Repeat the material verbatim. Images are excluded from the copy.

::::::::

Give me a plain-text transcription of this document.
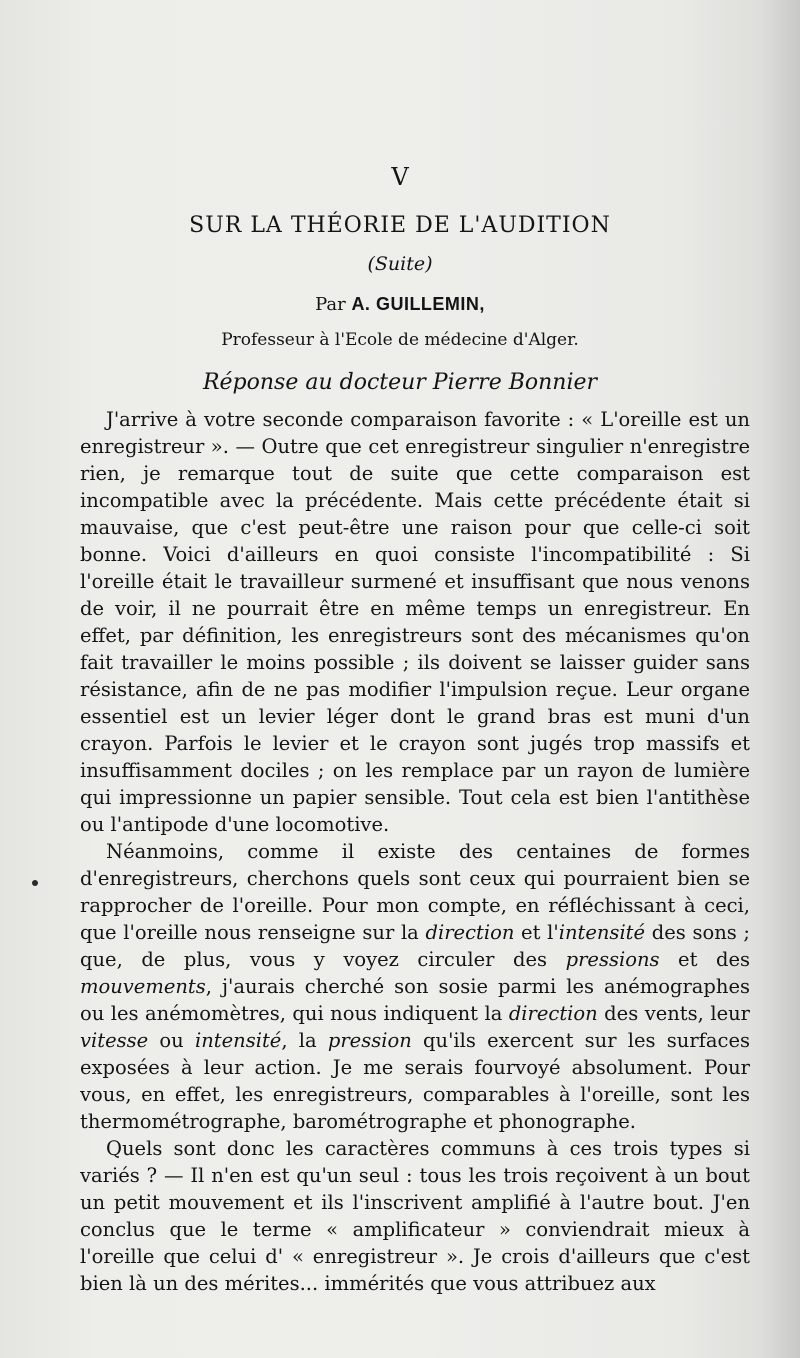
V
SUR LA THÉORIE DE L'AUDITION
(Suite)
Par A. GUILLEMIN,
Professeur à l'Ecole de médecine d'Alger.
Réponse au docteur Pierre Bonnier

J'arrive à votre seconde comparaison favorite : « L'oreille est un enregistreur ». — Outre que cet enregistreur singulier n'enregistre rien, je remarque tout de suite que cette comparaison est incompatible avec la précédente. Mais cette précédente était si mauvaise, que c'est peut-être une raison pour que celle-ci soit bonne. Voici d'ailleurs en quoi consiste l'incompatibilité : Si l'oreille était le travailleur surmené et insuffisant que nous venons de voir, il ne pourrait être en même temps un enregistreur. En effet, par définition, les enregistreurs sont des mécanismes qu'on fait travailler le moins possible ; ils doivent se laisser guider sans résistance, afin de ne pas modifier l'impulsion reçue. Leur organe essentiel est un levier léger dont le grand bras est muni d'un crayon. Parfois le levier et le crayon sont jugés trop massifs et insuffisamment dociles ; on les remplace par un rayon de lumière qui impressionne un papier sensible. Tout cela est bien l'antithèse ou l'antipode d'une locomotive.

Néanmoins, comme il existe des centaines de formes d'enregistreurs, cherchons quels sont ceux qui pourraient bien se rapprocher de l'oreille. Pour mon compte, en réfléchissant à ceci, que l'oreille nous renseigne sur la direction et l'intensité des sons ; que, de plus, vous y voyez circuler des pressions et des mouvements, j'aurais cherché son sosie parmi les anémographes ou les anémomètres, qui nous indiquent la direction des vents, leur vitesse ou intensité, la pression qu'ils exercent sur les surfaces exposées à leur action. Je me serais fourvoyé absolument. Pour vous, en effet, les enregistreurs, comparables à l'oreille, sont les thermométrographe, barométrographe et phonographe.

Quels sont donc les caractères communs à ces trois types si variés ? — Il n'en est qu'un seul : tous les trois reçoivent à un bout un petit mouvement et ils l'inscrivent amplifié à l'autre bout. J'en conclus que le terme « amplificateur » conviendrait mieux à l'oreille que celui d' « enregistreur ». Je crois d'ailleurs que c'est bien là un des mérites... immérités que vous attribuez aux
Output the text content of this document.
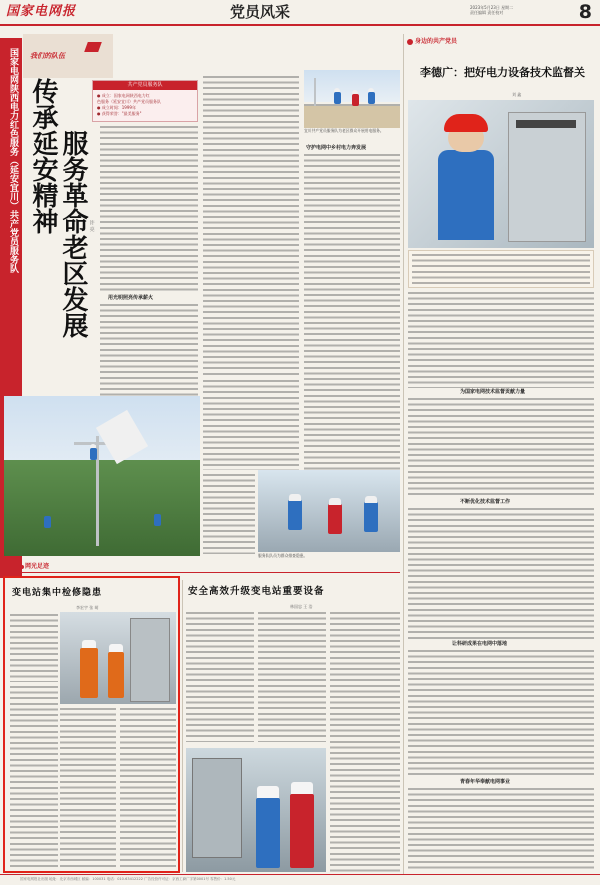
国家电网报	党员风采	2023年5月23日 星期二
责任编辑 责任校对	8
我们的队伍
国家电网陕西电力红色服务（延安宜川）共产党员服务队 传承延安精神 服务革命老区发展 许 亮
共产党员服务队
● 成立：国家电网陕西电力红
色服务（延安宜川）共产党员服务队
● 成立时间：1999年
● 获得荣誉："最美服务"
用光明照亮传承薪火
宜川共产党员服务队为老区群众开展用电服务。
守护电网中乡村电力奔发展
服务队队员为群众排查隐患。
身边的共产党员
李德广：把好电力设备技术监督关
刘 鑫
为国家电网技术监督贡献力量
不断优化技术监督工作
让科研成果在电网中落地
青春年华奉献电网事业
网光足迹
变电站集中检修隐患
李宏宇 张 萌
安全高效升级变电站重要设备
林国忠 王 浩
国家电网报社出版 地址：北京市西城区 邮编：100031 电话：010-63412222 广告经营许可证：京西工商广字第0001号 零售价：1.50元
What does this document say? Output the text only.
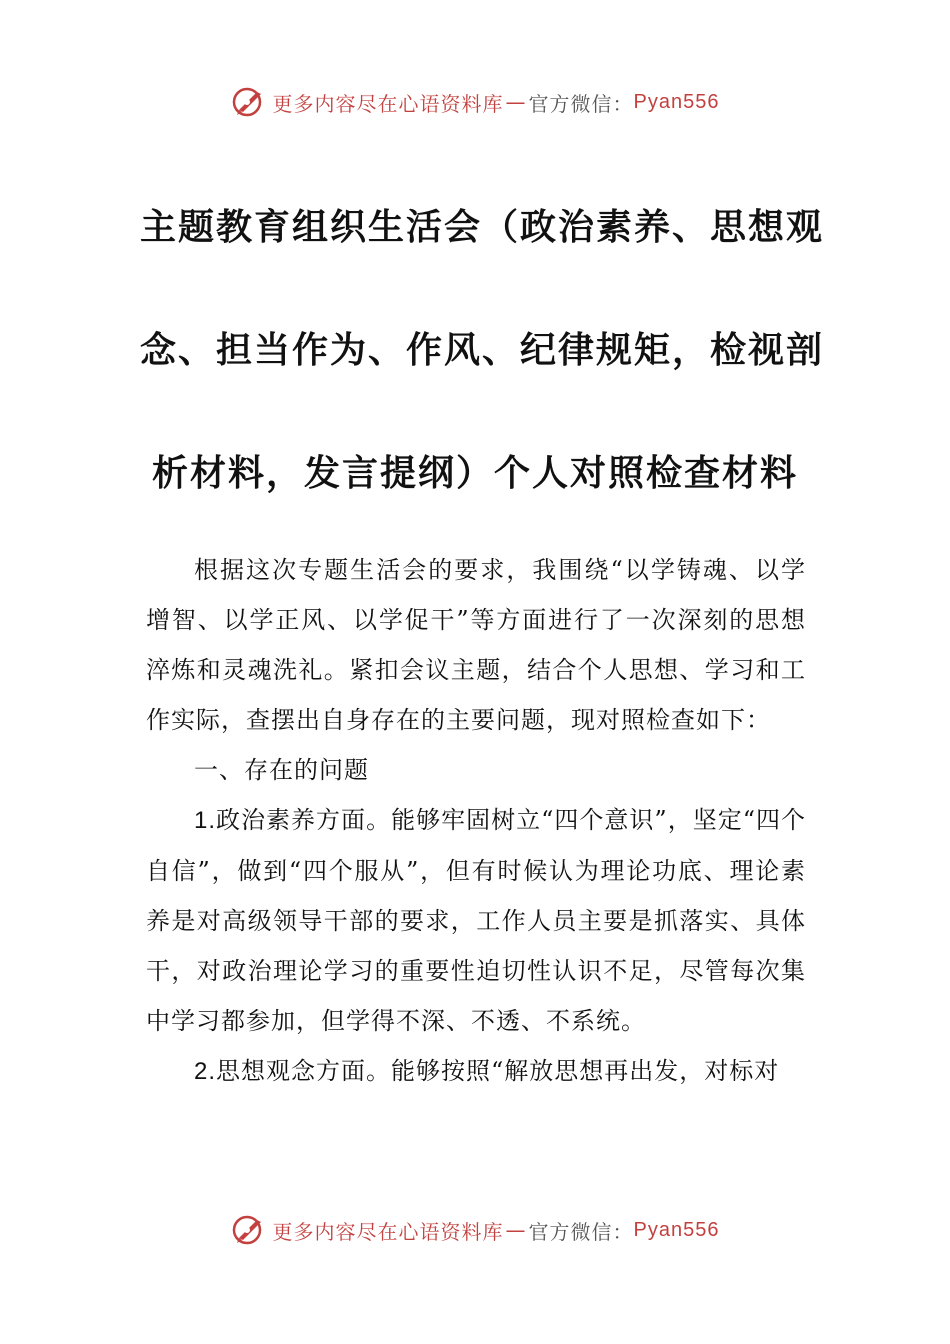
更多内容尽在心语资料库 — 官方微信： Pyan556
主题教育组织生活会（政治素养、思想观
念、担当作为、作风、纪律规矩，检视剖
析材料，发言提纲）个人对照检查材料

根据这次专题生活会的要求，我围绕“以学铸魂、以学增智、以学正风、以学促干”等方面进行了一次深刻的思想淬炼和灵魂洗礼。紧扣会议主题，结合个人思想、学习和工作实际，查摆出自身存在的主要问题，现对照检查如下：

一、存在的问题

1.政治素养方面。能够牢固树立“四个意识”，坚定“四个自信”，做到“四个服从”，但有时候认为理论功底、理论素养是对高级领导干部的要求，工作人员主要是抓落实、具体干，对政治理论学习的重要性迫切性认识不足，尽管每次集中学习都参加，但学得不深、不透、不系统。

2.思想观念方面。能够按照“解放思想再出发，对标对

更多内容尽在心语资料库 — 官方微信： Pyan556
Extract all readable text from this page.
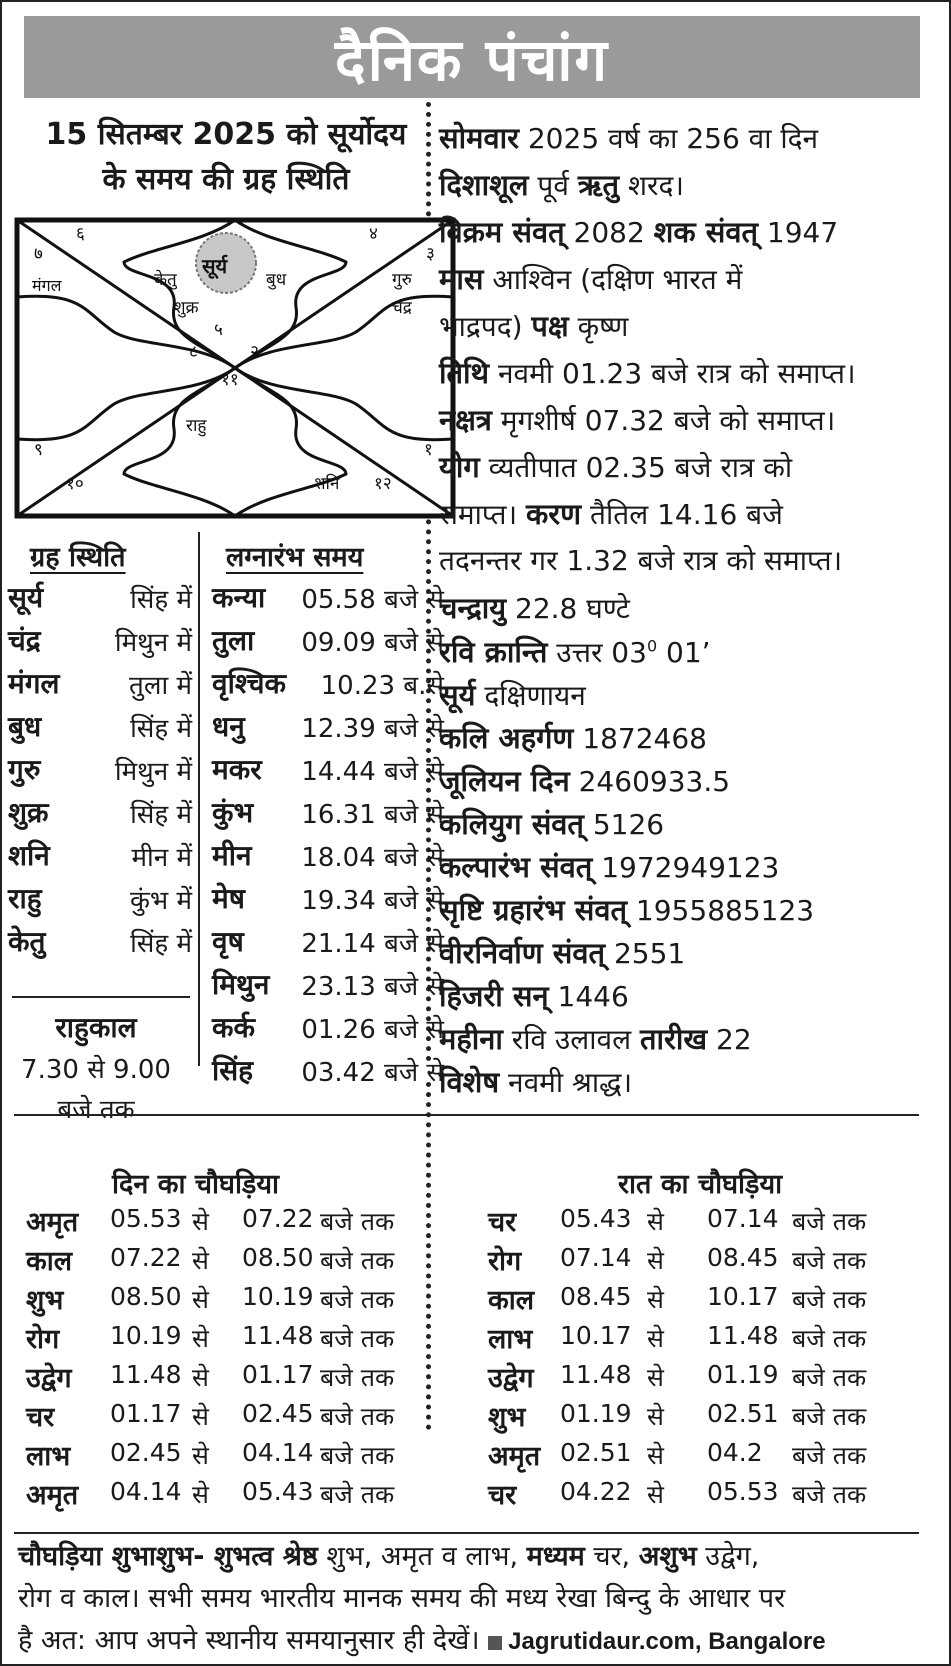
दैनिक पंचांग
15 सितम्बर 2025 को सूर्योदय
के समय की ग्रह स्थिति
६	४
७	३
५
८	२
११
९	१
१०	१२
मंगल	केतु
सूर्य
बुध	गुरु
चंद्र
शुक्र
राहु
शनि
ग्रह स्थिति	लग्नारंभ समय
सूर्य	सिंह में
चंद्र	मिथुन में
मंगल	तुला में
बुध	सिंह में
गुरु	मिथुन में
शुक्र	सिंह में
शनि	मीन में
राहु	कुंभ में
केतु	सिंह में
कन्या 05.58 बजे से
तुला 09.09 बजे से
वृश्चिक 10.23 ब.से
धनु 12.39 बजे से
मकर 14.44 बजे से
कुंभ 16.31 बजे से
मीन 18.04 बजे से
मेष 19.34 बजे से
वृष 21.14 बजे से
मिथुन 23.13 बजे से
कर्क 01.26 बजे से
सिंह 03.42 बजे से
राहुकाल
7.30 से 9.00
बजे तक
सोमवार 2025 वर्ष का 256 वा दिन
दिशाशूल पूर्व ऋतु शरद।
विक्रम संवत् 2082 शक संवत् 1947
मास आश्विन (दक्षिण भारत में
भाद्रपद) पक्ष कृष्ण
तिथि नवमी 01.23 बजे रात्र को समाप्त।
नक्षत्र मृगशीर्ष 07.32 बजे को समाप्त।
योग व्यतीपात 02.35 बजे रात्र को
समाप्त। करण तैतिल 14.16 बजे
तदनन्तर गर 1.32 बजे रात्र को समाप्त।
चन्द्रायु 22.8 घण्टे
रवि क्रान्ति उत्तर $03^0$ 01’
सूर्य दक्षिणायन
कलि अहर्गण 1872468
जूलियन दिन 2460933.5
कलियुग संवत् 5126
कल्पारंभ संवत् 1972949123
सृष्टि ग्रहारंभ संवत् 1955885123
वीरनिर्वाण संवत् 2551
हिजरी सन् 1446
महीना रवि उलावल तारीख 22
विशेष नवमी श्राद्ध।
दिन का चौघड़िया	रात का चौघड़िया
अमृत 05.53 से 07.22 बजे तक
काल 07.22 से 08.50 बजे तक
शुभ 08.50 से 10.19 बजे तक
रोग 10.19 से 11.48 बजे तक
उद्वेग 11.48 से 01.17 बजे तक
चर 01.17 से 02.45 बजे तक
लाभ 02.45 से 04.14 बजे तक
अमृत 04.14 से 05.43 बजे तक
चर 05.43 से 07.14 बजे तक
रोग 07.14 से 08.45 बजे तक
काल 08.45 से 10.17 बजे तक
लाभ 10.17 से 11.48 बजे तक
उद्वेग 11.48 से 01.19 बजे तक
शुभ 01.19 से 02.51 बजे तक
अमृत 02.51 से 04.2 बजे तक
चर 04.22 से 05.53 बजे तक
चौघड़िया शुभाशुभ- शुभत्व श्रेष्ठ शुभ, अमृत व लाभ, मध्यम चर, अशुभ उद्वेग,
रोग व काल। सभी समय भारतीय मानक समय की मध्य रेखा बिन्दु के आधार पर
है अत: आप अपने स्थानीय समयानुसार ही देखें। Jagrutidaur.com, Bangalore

::::::::

* Solution to this exercise *
Give me a plain-text transcription of this document.
V
SUR LA THÉORIE DE L'AUDITION
(Suite)
Par A. GUILLEMIN,
Professeur à l'Ecole de médecine d'Alger.
Réponse au docteur Pierre Bonnier

J'arrive à votre seconde comparaison favorite : « L'oreille est un enregistreur ». — Outre que cet enregistreur singulier n'enregistre rien, je remarque tout de suite que cette comparaison est incompatible avec la précédente. Mais cette précédente était si mauvaise, que c'est peut-être une raison pour que celle-ci soit bonne. Voici d'ailleurs en quoi consiste l'incompatibilité : Si l'oreille était le travailleur surmené et insuffisant que nous venons de voir, il ne pourrait être en même temps un enregistreur. En effet, par définition, les enregistreurs sont des mécanismes qu'on fait travailler le moins possible ; ils doivent se laisser guider sans résistance, afin de ne pas modifier l'impulsion reçue. Leur organe essentiel est un levier léger dont le grand bras est muni d'un crayon. Parfois le levier et le crayon sont jugés trop massifs et insuffisamment dociles ; on les remplace par un rayon de lumière qui impressionne un papier sensible. Tout cela est bien l'antithèse ou l'antipode d'une locomotive.

Néanmoins, comme il existe des centaines de formes d'enregistreurs, cherchons quels sont ceux qui pourraient bien se rapprocher de l'oreille. Pour mon compte, en réfléchissant à ceci, que l'oreille nous renseigne sur la direction et l'intensité des sons ; que, de plus, vous y voyez circuler des pressions et des mouvements, j'aurais cherché son sosie parmi les anémographes ou les anémomètres, qui nous indiquent la direction des vents, leur vitesse ou intensité, la pression qu'ils exercent sur les surfaces exposées à leur action. Je me serais fourvoyé absolument. Pour vous, en effet, les enregistreurs, comparables à l'oreille, sont les thermométrographe, barométrographe et phonographe.

Quels sont donc les caractères communs à ces trois types si variés ? — Il n'en est qu'un seul : tous les trois reçoivent à un bout un petit mouvement et ils l'inscrivent amplifié à l'autre bout. J'en conclus que le terme « amplificateur » conviendrait mieux à l'oreille que celui d' « enregistreur ». Je crois d'ailleurs que c'est bien là un des mérites... immérités que vous attribuez aux
Output the text content of this document.
国家电网报	党员风采	2023年5月23日 星期二
责任编辑 责任校对	8
我们的队伍
国家电网陕西电力红色服务（延安宜川）共产党员服务队 传承延安精神 服务革命老区发展 许 亮
共产党员服务队
● 成立：国家电网陕西电力红
色服务（延安宜川）共产党员服务队
● 成立时间：1999年
● 获得荣誉："最美服务"
用光明照亮传承薪火
宜川共产党员服务队为老区群众开展用电服务。
守护电网中乡村电力奔发展
服务队队员为群众排查隐患。
身边的共产党员
李德广：把好电力设备技术监督关
刘 鑫
为国家电网技术监督贡献力量
不断优化技术监督工作
让科研成果在电网中落地
青春年华奉献电网事业
网光足迹
变电站集中检修隐患
李宏宇 张 萌
安全高效升级变电站重要设备
林国忠 王 浩
国家电网报社出版 地址：北京市西城区 邮编：100031 电话：010-63412222 广告经营许可证：京西工商广字第0001号 零售价：1.50元
What does this document say? Output the text only.
更多内容尽在心语资料库 — 官方微信： Pyan556
主题教育组织生活会（政治素养、思想观
念、担当作为、作风、纪律规矩，检视剖
析材料，发言提纲）个人对照检查材料

根据这次专题生活会的要求，我围绕“以学铸魂、以学增智、以学正风、以学促干”等方面进行了一次深刻的思想淬炼和灵魂洗礼。紧扣会议主题，结合个人思想、学习和工作实际，查摆出自身存在的主要问题，现对照检查如下：

一、存在的问题

1.政治素养方面。能够牢固树立“四个意识”，坚定“四个自信”，做到“四个服从”，但有时候认为理论功底、理论素养是对高级领导干部的要求，工作人员主要是抓落实、具体干，对政治理论学习的重要性迫切性认识不足，尽管每次集中学习都参加，但学得不深、不透、不系统。

2.思想观念方面。能够按照“解放思想再出发，对标对

更多内容尽在心语资料库 — 官方微信： Pyan556
Extract all readable text from this page.
दैनिक पंचांग
15 सितम्बर 2025 को सूर्योदय
के समय की ग्रह स्थिति
६	४
७	३
५
८	२
११
९	१
१०	१२
मंगल	केतु
सूर्य
बुध	गुरु
चंद्र
शुक्र
राहु
शनि
ग्रह स्थिति	लग्नारंभ समय
सूर्य	सिंह में
चंद्र	मिथुन में
मंगल	तुला में
बुध	सिंह में
गुरु	मिथुन में
शुक्र	सिंह में
शनि	मीन में
राहु	कुंभ में
केतु	सिंह में
कन्या 05.58 बजे से
तुला 09.09 बजे से
वृश्चिक 10.23 ब.से
धनु 12.39 बजे से
मकर 14.44 बजे से
कुंभ 16.31 बजे से
मीन 18.04 बजे से
मेष 19.34 बजे से
वृष 21.14 बजे से
मिथुन 23.13 बजे से
कर्क 01.26 बजे से
सिंह 03.42 बजे से
राहुकाल
7.30 से 9.00
बजे तक
सोमवार 2025 वर्ष का 256 वा दिन
दिशाशूल पूर्व ऋतु शरद।
विक्रम संवत् 2082 शक संवत् 1947
मास आश्विन (दक्षिण भारत में
भाद्रपद) पक्ष कृष्ण
तिथि नवमी 01.23 बजे रात्र को समाप्त।
नक्षत्र मृगशीर्ष 07.32 बजे को समाप्त।
योग व्यतीपात 02.35 बजे रात्र को
समाप्त। करण तैतिल 14.16 बजे
तदनन्तर गर 1.32 बजे रात्र को समाप्त।
चन्द्रायु 22.8 घण्टे
रवि क्रान्ति उत्तर $03^0$ 01’
सूर्य दक्षिणायन
कलि अहर्गण 1872468
जूलियन दिन 2460933.5
कलियुग संवत् 5126
कल्पारंभ संवत् 1972949123
सृष्टि ग्रहारंभ संवत् 1955885123
वीरनिर्वाण संवत् 2551
हिजरी सन् 1446
महीना रवि उलावल तारीख 22
विशेष नवमी श्राद्ध।
दिन का चौघड़िया	रात का चौघड़िया
अमृत 05.53 से 07.22 बजे तक
काल 07.22 से 08.50 बजे तक
शुभ 08.50 से 10.19 बजे तक
रोग 10.19 से 11.48 बजे तक
उद्वेग 11.48 से 01.17 बजे तक
चर 01.17 से 02.45 बजे तक
लाभ 02.45 से 04.14 बजे तक
अमृत 04.14 से 05.43 बजे तक
चर 05.43 से 07.14 बजे तक
रोग 07.14 से 08.45 बजे तक
काल 08.45 से 10.17 बजे तक
लाभ 10.17 से 11.48 बजे तक
उद्वेग 11.48 से 01.19 बजे तक
शुभ 01.19 से 02.51 बजे तक
अमृत 02.51 से 04.2 बजे तक
चर 04.22 से 05.53 बजे तक
चौघड़िया शुभाशुभ- शुभत्व श्रेष्ठ शुभ, अमृत व लाभ, मध्यम चर, अशुभ उद्वेग,
रोग व काल। सभी समय भारतीय मानक समय की मध्य रेखा बिन्दु के आधार पर
है अत: आप अपने स्थानीय समयानुसार ही देखें। Jagrutidaur.com, Bangalore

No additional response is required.